Supplied records:

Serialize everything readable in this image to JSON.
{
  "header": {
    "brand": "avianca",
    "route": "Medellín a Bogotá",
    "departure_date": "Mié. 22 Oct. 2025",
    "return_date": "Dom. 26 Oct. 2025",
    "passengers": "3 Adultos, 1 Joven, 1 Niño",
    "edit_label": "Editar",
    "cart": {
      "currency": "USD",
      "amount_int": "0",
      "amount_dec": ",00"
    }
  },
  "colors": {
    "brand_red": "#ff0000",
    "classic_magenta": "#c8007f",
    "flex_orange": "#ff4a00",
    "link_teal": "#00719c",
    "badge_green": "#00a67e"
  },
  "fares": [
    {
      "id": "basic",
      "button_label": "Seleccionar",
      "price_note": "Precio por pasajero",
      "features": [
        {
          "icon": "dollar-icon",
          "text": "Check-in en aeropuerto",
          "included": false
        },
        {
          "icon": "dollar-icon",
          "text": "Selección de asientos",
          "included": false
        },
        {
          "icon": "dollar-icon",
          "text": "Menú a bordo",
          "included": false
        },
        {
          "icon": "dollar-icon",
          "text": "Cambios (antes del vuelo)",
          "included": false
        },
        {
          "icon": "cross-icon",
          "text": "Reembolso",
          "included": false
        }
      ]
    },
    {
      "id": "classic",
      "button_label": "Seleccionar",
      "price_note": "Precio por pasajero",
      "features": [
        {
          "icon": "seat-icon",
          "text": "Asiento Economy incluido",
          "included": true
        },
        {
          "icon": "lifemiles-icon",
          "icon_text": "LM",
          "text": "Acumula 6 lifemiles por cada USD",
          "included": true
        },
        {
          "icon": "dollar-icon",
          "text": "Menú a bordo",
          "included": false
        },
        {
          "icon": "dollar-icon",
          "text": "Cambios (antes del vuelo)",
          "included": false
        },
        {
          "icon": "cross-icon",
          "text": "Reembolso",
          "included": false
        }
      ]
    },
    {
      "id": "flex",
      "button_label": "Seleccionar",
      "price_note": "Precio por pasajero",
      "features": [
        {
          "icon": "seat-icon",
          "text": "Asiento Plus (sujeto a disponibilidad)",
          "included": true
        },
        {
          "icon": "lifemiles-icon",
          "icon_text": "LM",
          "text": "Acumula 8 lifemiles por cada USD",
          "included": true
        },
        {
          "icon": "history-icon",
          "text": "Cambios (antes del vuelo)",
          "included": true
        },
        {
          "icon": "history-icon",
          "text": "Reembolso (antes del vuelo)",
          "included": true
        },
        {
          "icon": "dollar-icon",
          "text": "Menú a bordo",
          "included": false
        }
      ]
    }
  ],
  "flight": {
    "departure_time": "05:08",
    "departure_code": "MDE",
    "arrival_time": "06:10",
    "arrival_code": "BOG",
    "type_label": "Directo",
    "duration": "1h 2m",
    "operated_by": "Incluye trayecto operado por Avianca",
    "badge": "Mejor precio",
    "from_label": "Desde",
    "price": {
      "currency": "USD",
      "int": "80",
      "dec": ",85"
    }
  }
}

Required task:
Copy all lines from the material that hold "cada".

Exercise output:
          "text": "Acumula 6 lifemiles por cada USD",
          "text": "Acumula 8 lifemiles por cada USD",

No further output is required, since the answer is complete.